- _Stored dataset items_
══════════

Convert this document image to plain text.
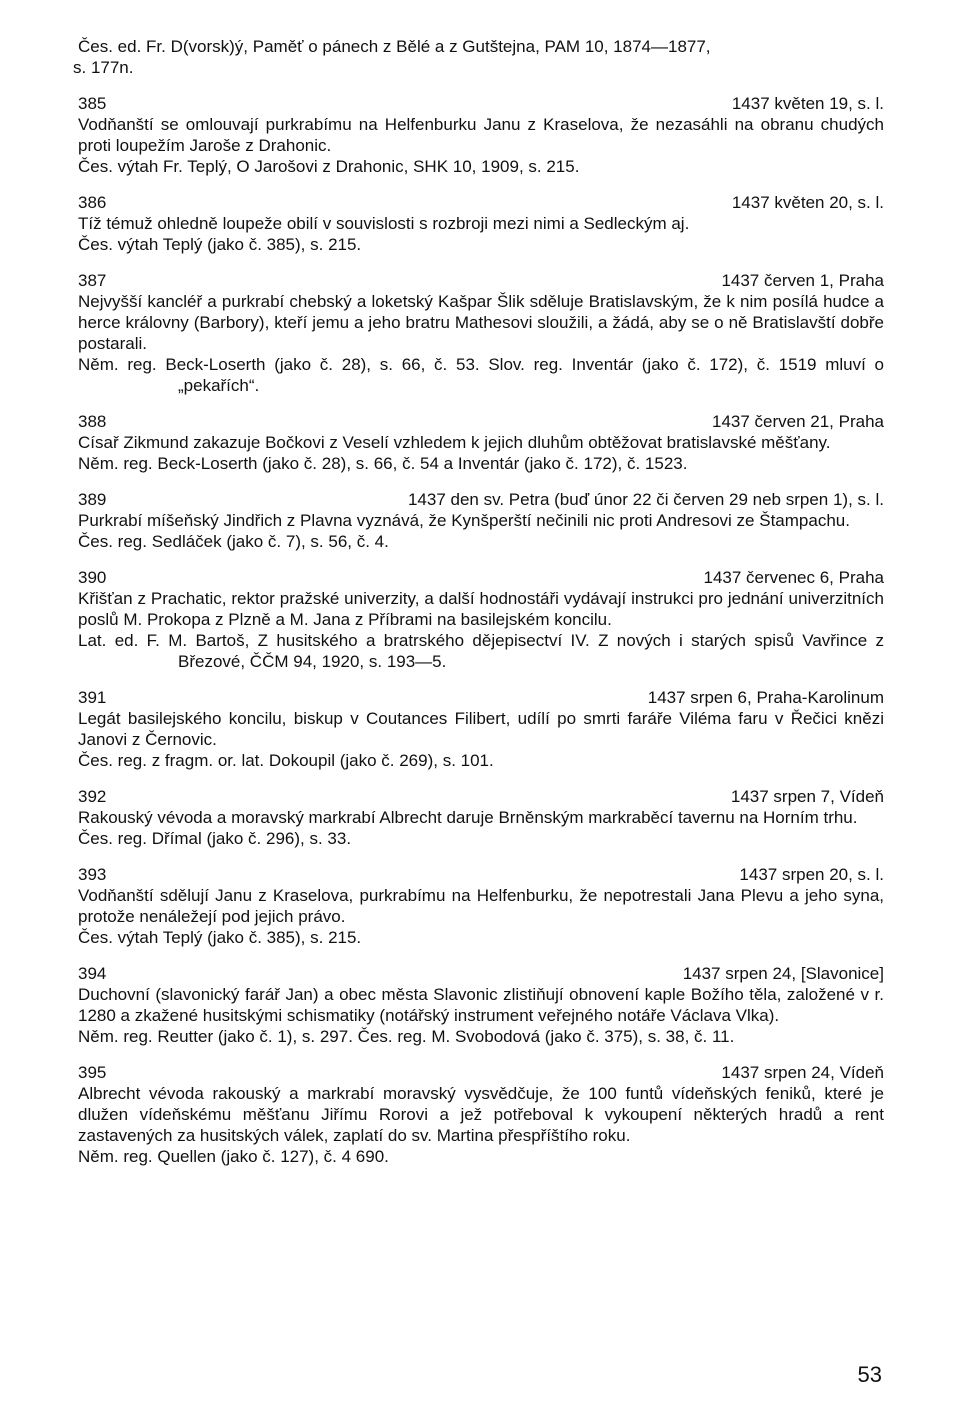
Čes. ed. Fr. D(vorsk)ý, Paměť o pánech z Bělé a z Gutštejna, PAM 10, 1874—1877,
s. 177n.
385	1437 květen 19, s. l.
Vodňanští se omlouvají purkrabímu na Helfenburku Janu z Kraselova, že nezasáhli na obranu chudých proti loupežím Jaroše z Drahonic.
Čes. výtah Fr. Teplý, O Jarošovi z Drahonic, SHK 10, 1909, s. 215.
386	1437 květen 20, s. l.
Tíž témuž ohledně loupeže obilí v souvislosti s rozbroji mezi nimi a Sedleckým aj.
Čes. výtah Teplý (jako č. 385), s. 215.
387	1437 červen 1, Praha
Nejvyšší kancléř a purkrabí chebský a loketský Kašpar Šlik sděluje Bratislavským, že k nim posílá hudce a herce královny (Barbory), kteří jemu a jeho bratru Mathesovi sloužili, a žádá, aby se o ně Bratislavští dobře postarali.
Něm. reg. Beck-Loserth (jako č. 28), s. 66, č. 53. Slov. reg. Inventár (jako č. 172), č. 1519 mluví o „pekařích“.
388	1437 červen 21, Praha
Císař Zikmund zakazuje Bočkovi z Veselí vzhledem k jejich dluhům obtěžovat bratislavské měšťany.
Něm. reg. Beck-Loserth (jako č. 28), s. 66, č. 54 a Inventár (jako č. 172), č. 1523.
389	1437 den sv. Petra (buď únor 22 či červen 29 neb srpen 1), s. l.
Purkrabí míšeňský Jindřich z Plavna vyznává, že Kynšperští nečinili nic proti Andresovi ze Štampachu.
Čes. reg. Sedláček (jako č. 7), s. 56, č. 4.
390	1437 červenec 6, Praha
Křišťan z Prachatic, rektor pražské univerzity, a další hodnostáři vydávají instrukci pro jednání univerzitních poslů M. Prokopa z Plzně a M. Jana z Příbrami na basilejském koncilu.
Lat. ed. F. M. Bartoš, Z husitského a bratrského dějepisectví IV. Z nových i starých spisů Vavřince z Březové, ČČM 94, 1920, s. 193—5.
391	1437 srpen 6, Praha-Karolinum
Legát basilejského koncilu, biskup v Coutances Filibert, udílí po smrti faráře Viléma faru v Řečici knězi Janovi z Černovic.
Čes. reg. z fragm. or. lat. Dokoupil (jako č. 269), s. 101.
392	1437 srpen 7, Vídeň
Rakouský vévoda a moravský markrabí Albrecht daruje Brněnským markraběcí tavernu na Horním trhu.
Čes. reg. Dřímal (jako č. 296), s. 33.
393	1437 srpen 20, s. l.
Vodňanští sdělují Janu z Kraselova, purkrabímu na Helfenburku, že nepotrestali Jana Plevu a jeho syna, protože nenáležejí pod jejich právo.
Čes. výtah Teplý (jako č. 385), s. 215.
394	1437 srpen 24, [Slavonice]
Duchovní (slavonický farář Jan) a obec města Slavonic zlistiňují obnovení kaple Božího těla, založené v r. 1280 a zkažené husitskými schismatiky (notářský instrument veřejného notáře Václava Vlka).
Něm. reg. Reutter (jako č. 1), s. 297. Čes. reg. M. Svobodová (jako č. 375), s. 38, č. 11.
395	1437 srpen 24, Vídeň
Albrecht vévoda rakouský a markrabí moravský vysvědčuje, že 100 funtů vídeňských feniků, které je dlužen vídeňskému měšťanu Jiřímu Rorovi a jež potřeboval k vykoupení některých hradů a rent zastavených za husitských válek, zaplatí do sv. Martina přespříštího roku.
Něm. reg. Quellen (jako č. 127), č. 4 690.
53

══════════

- _Exercise details_
For the material, find the number of lines holding the word "květen" and give that figure and nothing more.

- _Answer to this problem_
2